Go through the records and copy each line where the word "在线报导" occurs.

=== Provided material ===
## BEGIN

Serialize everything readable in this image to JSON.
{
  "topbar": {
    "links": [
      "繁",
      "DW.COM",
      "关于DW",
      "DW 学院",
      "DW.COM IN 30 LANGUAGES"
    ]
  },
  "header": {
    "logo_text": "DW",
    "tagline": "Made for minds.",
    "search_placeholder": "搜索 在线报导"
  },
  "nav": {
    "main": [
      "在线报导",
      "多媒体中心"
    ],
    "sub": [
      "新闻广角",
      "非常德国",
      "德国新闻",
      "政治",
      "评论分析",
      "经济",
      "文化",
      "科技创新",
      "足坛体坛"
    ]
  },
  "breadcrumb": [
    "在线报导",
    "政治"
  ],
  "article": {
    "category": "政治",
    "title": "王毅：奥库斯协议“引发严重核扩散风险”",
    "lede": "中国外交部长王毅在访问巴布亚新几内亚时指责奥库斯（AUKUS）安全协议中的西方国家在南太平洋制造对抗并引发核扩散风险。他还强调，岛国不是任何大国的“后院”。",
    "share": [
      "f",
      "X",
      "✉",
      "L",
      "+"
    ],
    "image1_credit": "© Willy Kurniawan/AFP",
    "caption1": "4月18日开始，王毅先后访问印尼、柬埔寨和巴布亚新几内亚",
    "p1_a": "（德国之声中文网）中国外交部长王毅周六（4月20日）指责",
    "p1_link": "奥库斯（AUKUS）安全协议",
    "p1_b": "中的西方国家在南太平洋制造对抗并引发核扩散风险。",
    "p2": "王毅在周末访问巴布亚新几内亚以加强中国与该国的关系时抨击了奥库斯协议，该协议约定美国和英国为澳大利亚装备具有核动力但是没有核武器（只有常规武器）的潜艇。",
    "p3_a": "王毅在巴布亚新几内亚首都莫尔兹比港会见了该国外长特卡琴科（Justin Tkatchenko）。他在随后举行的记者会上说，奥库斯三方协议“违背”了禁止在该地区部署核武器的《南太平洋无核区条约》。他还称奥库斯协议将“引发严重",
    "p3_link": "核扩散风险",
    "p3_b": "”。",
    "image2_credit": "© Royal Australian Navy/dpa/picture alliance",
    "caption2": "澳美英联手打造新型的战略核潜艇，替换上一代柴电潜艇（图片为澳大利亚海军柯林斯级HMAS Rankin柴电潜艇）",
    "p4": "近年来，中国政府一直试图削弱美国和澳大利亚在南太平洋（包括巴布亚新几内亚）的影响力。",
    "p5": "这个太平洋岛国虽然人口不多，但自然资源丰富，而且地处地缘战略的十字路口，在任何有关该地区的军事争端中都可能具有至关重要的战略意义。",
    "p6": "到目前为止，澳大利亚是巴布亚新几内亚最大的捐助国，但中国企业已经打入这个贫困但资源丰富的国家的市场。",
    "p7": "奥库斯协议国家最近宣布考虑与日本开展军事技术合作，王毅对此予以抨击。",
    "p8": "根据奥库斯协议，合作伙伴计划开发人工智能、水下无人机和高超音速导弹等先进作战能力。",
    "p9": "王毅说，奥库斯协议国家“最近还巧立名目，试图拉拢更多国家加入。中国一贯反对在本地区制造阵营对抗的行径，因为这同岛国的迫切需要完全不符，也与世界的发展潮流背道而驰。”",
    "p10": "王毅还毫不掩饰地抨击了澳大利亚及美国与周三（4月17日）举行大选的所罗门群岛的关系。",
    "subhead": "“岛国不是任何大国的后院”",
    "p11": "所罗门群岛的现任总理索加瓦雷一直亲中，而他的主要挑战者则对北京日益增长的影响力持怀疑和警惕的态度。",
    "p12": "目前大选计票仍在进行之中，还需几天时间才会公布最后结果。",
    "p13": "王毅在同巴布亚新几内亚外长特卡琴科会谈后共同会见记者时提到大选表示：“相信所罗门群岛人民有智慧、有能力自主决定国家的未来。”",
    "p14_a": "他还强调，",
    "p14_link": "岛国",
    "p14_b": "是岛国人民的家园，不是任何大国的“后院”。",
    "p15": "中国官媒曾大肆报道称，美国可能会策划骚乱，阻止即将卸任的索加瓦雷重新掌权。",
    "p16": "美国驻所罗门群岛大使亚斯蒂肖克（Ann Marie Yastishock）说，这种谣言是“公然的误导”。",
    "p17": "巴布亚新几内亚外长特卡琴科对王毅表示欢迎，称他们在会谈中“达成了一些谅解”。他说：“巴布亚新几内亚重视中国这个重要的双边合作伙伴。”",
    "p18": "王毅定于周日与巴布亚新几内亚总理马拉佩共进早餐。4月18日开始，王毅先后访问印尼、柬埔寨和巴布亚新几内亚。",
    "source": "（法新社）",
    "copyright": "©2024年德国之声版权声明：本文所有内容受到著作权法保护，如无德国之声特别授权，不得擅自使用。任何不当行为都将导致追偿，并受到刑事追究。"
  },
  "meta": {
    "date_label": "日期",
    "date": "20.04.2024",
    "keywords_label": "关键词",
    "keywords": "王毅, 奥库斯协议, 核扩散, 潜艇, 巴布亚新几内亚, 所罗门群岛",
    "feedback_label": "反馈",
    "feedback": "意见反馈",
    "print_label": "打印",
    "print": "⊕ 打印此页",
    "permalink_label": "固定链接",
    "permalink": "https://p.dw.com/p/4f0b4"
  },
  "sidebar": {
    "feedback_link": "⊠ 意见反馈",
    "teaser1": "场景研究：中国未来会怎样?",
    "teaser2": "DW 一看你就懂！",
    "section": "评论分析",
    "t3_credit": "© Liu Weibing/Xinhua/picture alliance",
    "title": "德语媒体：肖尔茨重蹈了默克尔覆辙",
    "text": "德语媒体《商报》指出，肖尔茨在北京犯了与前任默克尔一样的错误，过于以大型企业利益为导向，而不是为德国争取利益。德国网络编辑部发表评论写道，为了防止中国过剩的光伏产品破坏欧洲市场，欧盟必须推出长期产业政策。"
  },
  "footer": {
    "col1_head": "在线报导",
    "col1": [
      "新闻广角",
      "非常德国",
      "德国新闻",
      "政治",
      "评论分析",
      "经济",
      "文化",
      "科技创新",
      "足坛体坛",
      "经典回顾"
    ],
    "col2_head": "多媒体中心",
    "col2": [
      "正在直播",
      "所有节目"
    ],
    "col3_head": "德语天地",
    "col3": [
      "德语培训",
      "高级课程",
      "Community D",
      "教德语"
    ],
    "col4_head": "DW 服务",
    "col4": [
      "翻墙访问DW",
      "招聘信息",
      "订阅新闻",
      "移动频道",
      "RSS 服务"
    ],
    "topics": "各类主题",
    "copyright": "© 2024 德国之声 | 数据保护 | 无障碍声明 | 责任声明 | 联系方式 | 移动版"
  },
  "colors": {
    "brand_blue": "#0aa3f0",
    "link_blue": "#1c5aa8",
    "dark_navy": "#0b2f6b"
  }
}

## END

=== Finished exercise ===
    "search_placeholder": "搜索 在线报导"
      "在线报导",
    "在线报导",
    "col1_head": "在线报导",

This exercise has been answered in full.